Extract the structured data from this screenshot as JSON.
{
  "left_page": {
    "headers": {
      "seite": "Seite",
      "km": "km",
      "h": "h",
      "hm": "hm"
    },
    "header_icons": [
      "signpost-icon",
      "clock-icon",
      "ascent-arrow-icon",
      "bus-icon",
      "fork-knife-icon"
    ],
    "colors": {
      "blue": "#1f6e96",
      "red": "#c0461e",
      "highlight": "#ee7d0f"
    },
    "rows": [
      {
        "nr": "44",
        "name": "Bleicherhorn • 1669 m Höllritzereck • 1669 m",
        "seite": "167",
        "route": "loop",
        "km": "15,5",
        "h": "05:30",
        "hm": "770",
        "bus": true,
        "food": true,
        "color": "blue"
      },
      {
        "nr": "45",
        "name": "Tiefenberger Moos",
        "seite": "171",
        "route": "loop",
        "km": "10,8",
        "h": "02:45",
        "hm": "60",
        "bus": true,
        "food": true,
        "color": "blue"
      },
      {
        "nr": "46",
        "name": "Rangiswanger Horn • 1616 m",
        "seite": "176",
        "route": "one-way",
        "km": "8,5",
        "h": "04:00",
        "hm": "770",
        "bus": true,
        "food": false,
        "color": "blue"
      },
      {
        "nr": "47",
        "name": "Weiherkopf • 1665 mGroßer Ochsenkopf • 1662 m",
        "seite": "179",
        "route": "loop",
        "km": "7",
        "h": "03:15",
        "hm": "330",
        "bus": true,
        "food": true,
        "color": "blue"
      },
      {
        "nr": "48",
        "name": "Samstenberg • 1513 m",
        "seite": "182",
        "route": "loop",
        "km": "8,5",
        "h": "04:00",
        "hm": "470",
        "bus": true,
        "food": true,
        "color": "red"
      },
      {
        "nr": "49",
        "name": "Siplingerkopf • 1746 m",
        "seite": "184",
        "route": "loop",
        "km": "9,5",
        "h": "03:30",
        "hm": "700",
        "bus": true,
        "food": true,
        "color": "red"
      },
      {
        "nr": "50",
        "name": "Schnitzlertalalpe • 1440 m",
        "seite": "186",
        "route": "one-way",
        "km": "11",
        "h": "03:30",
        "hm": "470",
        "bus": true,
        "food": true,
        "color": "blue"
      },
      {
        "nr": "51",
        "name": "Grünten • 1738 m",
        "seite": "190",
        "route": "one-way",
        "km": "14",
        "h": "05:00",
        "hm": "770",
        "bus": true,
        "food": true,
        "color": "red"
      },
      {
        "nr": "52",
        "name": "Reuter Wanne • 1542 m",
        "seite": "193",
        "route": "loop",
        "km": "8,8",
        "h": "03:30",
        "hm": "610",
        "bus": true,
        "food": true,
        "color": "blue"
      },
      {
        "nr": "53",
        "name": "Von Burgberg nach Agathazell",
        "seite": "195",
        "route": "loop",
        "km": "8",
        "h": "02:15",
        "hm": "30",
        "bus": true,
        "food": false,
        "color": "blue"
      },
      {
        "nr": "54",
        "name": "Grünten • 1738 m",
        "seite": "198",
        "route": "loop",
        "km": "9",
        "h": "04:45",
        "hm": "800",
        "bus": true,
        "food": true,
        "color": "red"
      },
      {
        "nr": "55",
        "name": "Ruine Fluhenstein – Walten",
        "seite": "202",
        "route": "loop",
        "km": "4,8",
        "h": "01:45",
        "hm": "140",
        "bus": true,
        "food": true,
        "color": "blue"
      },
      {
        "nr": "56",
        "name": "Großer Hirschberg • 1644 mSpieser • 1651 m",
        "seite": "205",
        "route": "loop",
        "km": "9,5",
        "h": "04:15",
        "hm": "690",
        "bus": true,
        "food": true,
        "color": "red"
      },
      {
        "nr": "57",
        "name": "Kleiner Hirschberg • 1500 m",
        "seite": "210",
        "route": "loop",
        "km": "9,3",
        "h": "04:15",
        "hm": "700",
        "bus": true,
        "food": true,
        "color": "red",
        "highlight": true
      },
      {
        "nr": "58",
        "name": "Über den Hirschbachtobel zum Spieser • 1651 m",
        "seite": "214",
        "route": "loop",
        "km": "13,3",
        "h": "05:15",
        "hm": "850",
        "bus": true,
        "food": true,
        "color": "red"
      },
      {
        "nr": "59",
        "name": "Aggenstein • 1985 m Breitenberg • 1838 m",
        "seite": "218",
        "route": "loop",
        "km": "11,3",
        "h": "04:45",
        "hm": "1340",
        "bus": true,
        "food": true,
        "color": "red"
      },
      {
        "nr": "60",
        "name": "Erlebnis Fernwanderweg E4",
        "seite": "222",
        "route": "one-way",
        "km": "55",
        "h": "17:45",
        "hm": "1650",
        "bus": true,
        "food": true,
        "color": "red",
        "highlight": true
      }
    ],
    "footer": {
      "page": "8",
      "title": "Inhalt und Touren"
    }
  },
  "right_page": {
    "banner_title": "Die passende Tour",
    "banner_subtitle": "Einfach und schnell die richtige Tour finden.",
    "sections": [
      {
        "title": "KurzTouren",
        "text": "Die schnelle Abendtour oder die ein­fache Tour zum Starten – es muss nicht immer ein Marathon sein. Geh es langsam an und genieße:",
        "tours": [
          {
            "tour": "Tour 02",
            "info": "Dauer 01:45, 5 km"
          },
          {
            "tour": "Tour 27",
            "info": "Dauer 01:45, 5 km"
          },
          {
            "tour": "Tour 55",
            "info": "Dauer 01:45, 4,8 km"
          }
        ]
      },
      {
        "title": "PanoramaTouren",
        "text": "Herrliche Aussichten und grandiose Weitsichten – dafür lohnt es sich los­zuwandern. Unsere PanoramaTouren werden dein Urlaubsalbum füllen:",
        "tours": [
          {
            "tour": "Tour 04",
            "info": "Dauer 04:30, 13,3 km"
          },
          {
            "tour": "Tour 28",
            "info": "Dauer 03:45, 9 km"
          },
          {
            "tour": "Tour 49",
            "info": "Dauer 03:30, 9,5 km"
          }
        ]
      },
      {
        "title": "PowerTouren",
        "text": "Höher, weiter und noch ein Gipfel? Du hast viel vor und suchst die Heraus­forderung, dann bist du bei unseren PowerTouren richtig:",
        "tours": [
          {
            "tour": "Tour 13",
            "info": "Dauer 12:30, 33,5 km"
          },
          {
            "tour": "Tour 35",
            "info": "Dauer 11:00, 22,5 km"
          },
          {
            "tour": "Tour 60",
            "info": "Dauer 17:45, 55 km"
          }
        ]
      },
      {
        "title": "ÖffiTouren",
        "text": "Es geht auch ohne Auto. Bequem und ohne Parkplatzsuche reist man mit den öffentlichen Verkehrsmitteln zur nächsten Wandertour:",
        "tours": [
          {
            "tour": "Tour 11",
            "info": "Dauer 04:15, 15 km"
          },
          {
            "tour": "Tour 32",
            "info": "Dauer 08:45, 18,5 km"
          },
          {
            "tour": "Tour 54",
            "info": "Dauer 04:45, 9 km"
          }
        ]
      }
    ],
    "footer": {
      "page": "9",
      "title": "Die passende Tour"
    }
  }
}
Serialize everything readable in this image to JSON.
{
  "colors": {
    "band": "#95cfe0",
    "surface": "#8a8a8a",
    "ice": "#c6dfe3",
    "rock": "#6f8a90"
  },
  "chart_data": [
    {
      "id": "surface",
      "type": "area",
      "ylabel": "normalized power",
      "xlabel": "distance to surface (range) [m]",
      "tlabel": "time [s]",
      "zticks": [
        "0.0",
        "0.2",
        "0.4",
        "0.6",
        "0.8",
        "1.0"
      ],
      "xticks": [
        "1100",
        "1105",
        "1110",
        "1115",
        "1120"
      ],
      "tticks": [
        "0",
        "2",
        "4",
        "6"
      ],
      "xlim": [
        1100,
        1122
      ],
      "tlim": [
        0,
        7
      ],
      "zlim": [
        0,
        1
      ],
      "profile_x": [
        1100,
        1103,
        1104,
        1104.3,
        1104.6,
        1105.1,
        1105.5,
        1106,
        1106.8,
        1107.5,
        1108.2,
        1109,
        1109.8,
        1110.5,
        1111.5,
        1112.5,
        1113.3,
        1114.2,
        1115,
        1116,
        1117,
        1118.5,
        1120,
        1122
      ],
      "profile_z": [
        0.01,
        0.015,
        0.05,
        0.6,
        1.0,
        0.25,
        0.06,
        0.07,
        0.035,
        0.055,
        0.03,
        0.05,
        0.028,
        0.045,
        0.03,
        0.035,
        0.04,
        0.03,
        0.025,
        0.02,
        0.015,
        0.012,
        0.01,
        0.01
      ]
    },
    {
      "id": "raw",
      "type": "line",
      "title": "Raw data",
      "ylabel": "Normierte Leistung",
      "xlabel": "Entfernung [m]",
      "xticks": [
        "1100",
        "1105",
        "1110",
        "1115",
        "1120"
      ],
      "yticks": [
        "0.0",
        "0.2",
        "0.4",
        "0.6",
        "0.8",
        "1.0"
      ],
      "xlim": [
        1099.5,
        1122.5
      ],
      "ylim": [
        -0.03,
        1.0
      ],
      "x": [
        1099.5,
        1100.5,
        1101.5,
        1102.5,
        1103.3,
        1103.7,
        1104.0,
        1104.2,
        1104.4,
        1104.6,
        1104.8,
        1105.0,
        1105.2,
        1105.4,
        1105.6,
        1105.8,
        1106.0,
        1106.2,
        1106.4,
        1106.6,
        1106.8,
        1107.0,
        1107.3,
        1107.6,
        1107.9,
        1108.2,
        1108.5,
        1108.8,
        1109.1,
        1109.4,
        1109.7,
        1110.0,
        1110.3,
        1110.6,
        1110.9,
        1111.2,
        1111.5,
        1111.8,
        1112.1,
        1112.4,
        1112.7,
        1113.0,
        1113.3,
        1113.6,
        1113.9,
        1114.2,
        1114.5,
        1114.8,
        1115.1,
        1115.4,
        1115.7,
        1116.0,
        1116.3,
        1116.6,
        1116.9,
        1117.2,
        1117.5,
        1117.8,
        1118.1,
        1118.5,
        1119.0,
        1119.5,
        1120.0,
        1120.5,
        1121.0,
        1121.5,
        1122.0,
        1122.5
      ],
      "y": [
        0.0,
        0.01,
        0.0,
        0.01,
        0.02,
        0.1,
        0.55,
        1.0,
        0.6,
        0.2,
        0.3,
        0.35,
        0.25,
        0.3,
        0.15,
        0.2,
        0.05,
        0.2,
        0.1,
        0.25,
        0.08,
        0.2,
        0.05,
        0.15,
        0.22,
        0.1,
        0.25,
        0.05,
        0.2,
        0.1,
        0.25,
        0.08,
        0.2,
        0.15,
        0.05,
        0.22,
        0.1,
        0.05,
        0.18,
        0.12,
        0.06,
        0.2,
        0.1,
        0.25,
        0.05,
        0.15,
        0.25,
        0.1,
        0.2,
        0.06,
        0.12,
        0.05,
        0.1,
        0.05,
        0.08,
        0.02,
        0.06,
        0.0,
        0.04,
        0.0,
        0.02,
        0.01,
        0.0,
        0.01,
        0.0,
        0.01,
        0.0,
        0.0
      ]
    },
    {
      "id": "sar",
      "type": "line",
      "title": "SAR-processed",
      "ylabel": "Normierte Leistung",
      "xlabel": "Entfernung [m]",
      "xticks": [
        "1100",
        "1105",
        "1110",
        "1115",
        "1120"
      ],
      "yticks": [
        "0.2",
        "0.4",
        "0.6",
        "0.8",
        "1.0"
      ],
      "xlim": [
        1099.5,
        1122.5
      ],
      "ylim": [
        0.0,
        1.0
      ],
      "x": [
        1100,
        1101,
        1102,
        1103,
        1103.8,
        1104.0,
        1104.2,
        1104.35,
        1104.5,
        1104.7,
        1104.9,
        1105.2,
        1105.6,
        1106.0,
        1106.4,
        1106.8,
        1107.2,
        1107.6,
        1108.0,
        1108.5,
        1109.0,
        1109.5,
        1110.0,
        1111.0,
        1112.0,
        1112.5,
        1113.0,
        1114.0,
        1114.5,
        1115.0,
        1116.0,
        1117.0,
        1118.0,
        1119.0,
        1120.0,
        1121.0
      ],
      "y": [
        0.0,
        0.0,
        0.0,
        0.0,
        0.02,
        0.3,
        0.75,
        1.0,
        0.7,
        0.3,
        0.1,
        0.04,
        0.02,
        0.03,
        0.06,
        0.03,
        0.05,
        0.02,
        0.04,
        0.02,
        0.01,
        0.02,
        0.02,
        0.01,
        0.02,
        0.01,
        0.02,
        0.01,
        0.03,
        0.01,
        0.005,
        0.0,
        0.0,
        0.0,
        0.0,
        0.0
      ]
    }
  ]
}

§ Set task:
Report how many lines of the entries hold the string "info". Provide the number alone.

§ Final result:
12